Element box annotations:
* START *
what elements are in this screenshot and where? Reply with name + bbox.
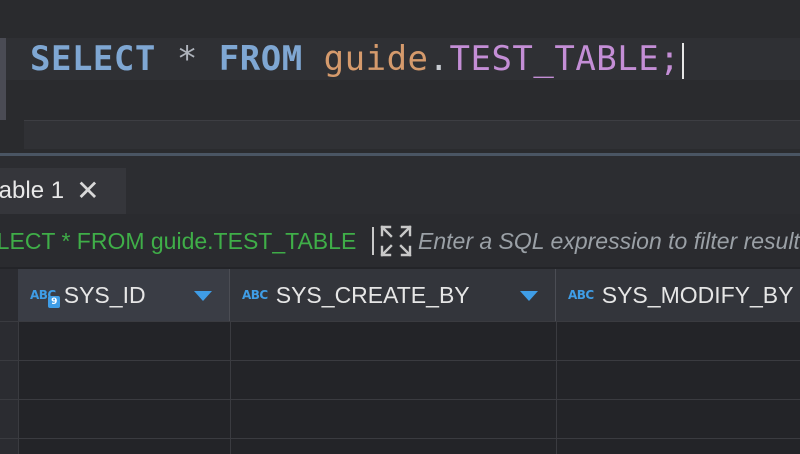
column-header-sys-create-by[interactable]: ABC SYS_CREATE_BY xyxy=(230,269,556,321)
table-cell[interactable] xyxy=(19,361,230,399)
results-grid: ABC 9 SYS_ID ABC SYS_CREATE_BY ABC SYS_MO… xyxy=(0,267,800,454)
column-name: SYS_CREATE_BY xyxy=(275,281,470,308)
tab-results-table-1[interactable]: table 1 ✕ xyxy=(0,168,126,214)
table-cell[interactable] xyxy=(231,361,556,399)
active-query-text: SELECT * FROM guide.TEST_TABLE xyxy=(0,224,390,258)
column-name: SYS_ID xyxy=(63,281,146,308)
sql-semicolon: ; xyxy=(659,39,681,79)
tab-label: table 1 xyxy=(0,177,65,204)
sql-keyword-from: FROM xyxy=(218,39,303,79)
active-query-label: SELECT * FROM guide.TEST_TABLE xyxy=(0,228,357,254)
column-header-sys-id[interactable]: ABC 9 SYS_ID xyxy=(18,269,230,321)
close-icon[interactable]: ✕ xyxy=(76,177,99,205)
sql-dot: . xyxy=(428,39,450,79)
text-caret xyxy=(682,42,685,79)
grid-line xyxy=(0,438,800,439)
filter-separator xyxy=(372,227,374,255)
sql-editor[interactable]: SELECT * FROM guide.TEST_TABLE; xyxy=(0,0,800,155)
string-type-icon: ABC xyxy=(568,288,594,302)
table-cell[interactable] xyxy=(557,400,800,438)
table-cell[interactable] xyxy=(231,322,556,360)
table-cell[interactable] xyxy=(557,322,800,360)
table-cell[interactable] xyxy=(557,361,800,399)
table-cell[interactable] xyxy=(231,400,556,438)
sql-star-operator: * xyxy=(176,39,198,79)
sql-keyword-select: SELECT xyxy=(30,39,156,79)
table-cell[interactable] xyxy=(19,400,230,438)
filter-expression-input[interactable] xyxy=(416,224,800,258)
column-name: SYS_MODIFY_BY xyxy=(601,281,794,308)
string-type-icon: ABC xyxy=(242,288,268,302)
sql-schema-name: guide xyxy=(323,39,429,79)
key-badge: 9 xyxy=(48,296,60,308)
column-header-sys-modify-by[interactable]: ABC SYS_MODIFY_BY xyxy=(556,269,800,321)
editor-horizontal-scrollbar[interactable] xyxy=(24,120,800,149)
chevron-down-icon[interactable] xyxy=(194,291,212,301)
results-tab-strip: table 1 ✕ xyxy=(0,156,800,214)
sql-code-line[interactable]: SELECT * FROM guide.TEST_TABLE; xyxy=(30,38,685,80)
expand-icon[interactable] xyxy=(378,223,414,259)
string-key-type-icon: ABC 9 xyxy=(30,288,60,308)
results-filter-bar: SELECT * FROM guide.TEST_TABLE xyxy=(0,214,800,267)
row-number-column[interactable] xyxy=(0,269,19,454)
table-cell[interactable] xyxy=(19,322,230,360)
sql-table-name: TEST_TABLE xyxy=(449,39,660,79)
chevron-down-icon[interactable] xyxy=(520,291,538,301)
* END *
• _EXERCISE REQUIREMENTS_
Rename "table-cell" to "grid-cell" in everything from the listing line containing "column-header-sys-create-by[interactable]: ABC SYS_CREATE_BY" down to the line containing "key-badge: 9 xyxy=(48,296,60,308)", and reproduce those lines with no other changes.

• _RESPONSE TO THE TASK_
column-header-sys-create-by[interactable]: ABC SYS_CREATE_BY xyxy=(230,269,556,321)
grid-cell[interactable] xyxy=(19,361,230,399)
results-grid: ABC 9 SYS_ID ABC SYS_CREATE_BY ABC SYS_MO… xyxy=(0,267,800,454)
column-name: SYS_CREATE_BY xyxy=(275,281,470,308)
tab-results-table-1[interactable]: table 1 ✕ xyxy=(0,168,126,214)
grid-cell[interactable] xyxy=(231,361,556,399)
active-query-text: SELECT * FROM guide.TEST_TABLE xyxy=(0,224,390,258)
column-name: SYS_ID xyxy=(63,281,146,308)
sql-semicolon: ; xyxy=(659,39,681,79)
tab-label: table 1 xyxy=(0,177,65,204)
sql-keyword-from: FROM xyxy=(218,39,303,79)
active-query-label: SELECT * FROM guide.TEST_TABLE xyxy=(0,228,357,254)
column-header-sys-id[interactable]: ABC 9 SYS_ID xyxy=(18,269,230,321)
close-icon[interactable]: ✕ xyxy=(76,177,99,205)
sql-dot: . xyxy=(428,39,450,79)
text-caret xyxy=(682,42,685,79)
grid-line xyxy=(0,438,800,439)
filter-separator xyxy=(372,227,374,255)
sql-editor[interactable]: SELECT * FROM guide.TEST_TABLE; xyxy=(0,0,800,155)
string-type-icon: ABC xyxy=(568,288,594,302)
grid-cell[interactable] xyxy=(557,400,800,438)
grid-cell[interactable] xyxy=(231,322,556,360)
grid-cell[interactable] xyxy=(557,322,800,360)
grid-cell[interactable] xyxy=(557,361,800,399)
grid-cell[interactable] xyxy=(231,400,556,438)
sql-star-operator: * xyxy=(176,39,198,79)
sql-keyword-select: SELECT xyxy=(30,39,156,79)
grid-cell[interactable] xyxy=(19,400,230,438)
filter-expression-input[interactable] xyxy=(416,224,800,258)
column-name: SYS_MODIFY_BY xyxy=(601,281,794,308)
string-type-icon: ABC xyxy=(242,288,268,302)
sql-schema-name: guide xyxy=(323,39,429,79)
key-badge: 9 xyxy=(48,296,60,308)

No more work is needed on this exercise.